__SOURCE TEXT__:
2. Public officials may only interfere with a citizen’s personal liberty and property where authorised by the common law or by statute.
The rule of law is also cited as a fundamental British value. However what that means needs to be drawn out explicitly in this context. In Entick v Carrington (1765) 95 ER 807 the defendants claimed authority under a warrant from the Secretary of State to break into the plaintiff’s house and take some papers which were said to be seditious. The plaintiff sued in trespass. It is the classic common law’s commitment to the constitutional principle of the rule of law.
“In the case of Wilkes, a member of the Commons House, all his books and papers were seized and taken away; we were told by one of these messengers that he was obliged by his oath to sweep away all papers whatsoever; if this is law it would be found in our books, but no such law ever existed in this country; our law holds the property of every man so sacred, that no man can set his foot upon his neighbour’s close without his leave; if he does he is a trespasser, though he does no damage at all; if he will tread upon his neighbour’s ground, he must justify it by law. The defendants have no right to avail themselves of the usage of these warrants since the Revolution,…we can safely say there is no law in this country to justify the defendants in what they have done; if there was, it would destroy all the comforts of society; for papers are often the dearest property a man can have.”
Another important statement of fundamental British values is found in Beatty v Gillbanks (1882) 9 QBD 308. There the court overturned a finding by magistrates on the prosecution of persons who, with others, formed themselves into an association for religious exercises among themselves, and for a religious revival which they desired to further among certain classes of the community with no violent objective. The court commented of the proposition that “a man may be convicted for doing a lawful act if he knows that his doing it may cause another to do an unlawful act. There is no authority for such a proposition…”. Absent explicit incitement laws remains the law.

__STATED PROBLEM__: Reproduce the rule-of-law passage word for word from "The rule of law is" to "rule of law.".

(Dataset entries)
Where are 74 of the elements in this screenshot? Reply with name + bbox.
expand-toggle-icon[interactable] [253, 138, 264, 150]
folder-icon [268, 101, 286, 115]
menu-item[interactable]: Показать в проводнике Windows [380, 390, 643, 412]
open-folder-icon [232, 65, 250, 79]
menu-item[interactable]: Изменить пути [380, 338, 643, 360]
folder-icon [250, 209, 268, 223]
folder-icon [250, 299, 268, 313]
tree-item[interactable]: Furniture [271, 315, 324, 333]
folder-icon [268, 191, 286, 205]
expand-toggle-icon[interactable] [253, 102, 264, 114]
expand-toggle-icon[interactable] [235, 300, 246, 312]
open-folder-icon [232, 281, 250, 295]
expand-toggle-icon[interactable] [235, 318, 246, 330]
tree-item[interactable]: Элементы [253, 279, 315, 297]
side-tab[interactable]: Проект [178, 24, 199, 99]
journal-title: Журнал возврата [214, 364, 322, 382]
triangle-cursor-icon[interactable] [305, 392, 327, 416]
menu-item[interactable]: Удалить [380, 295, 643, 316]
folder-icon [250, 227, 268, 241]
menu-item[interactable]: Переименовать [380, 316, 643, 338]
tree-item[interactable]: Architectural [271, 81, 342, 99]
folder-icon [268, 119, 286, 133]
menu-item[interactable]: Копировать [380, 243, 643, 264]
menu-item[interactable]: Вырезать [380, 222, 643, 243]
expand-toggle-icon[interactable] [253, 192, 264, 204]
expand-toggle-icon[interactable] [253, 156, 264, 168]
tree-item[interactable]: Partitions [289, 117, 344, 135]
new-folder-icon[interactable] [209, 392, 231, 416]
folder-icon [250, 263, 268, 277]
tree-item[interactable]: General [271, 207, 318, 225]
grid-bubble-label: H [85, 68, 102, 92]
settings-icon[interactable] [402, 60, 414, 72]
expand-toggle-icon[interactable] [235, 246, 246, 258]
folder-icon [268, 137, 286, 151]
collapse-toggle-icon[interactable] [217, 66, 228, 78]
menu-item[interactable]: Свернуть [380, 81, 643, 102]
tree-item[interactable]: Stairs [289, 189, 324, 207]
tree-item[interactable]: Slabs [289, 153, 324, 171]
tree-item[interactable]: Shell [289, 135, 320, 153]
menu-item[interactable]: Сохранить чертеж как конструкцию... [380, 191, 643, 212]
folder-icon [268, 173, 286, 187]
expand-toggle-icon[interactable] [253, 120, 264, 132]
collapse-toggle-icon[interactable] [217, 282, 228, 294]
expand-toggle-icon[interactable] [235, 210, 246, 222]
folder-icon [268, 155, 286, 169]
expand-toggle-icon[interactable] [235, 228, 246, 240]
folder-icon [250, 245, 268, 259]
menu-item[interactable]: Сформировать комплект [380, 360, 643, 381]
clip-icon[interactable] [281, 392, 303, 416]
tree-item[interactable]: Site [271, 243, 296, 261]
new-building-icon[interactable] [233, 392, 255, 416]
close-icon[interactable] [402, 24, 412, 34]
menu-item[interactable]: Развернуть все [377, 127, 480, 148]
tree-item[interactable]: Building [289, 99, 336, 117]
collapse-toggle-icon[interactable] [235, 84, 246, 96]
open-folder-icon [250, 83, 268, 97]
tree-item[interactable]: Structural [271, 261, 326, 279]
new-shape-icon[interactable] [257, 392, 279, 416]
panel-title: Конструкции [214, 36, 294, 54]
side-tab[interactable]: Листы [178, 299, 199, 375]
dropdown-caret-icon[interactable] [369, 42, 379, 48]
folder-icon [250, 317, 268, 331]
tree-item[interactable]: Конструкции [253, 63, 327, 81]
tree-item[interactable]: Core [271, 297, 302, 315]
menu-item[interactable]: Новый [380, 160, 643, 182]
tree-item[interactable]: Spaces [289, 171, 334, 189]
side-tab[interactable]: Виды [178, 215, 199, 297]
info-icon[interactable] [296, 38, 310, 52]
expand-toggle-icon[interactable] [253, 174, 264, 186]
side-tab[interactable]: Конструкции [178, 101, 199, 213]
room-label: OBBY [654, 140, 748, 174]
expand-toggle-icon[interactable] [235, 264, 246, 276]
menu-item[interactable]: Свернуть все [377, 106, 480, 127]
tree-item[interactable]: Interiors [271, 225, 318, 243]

__OUTPUT OF THE EXERCISE__:
The rule of law is also cited as a fundamental British value. However what that means needs to be drawn out explicitly in this context. In Entick v Carrington (1765) 95 ER 807 the defendants claimed authority under a warrant from the Secretary of State to break into the plaintiff’s house and take some papers which were said to be seditious. The plaintiff sued in trespass. It is the classic common law’s commitment to the constitutional principle of the rule of law.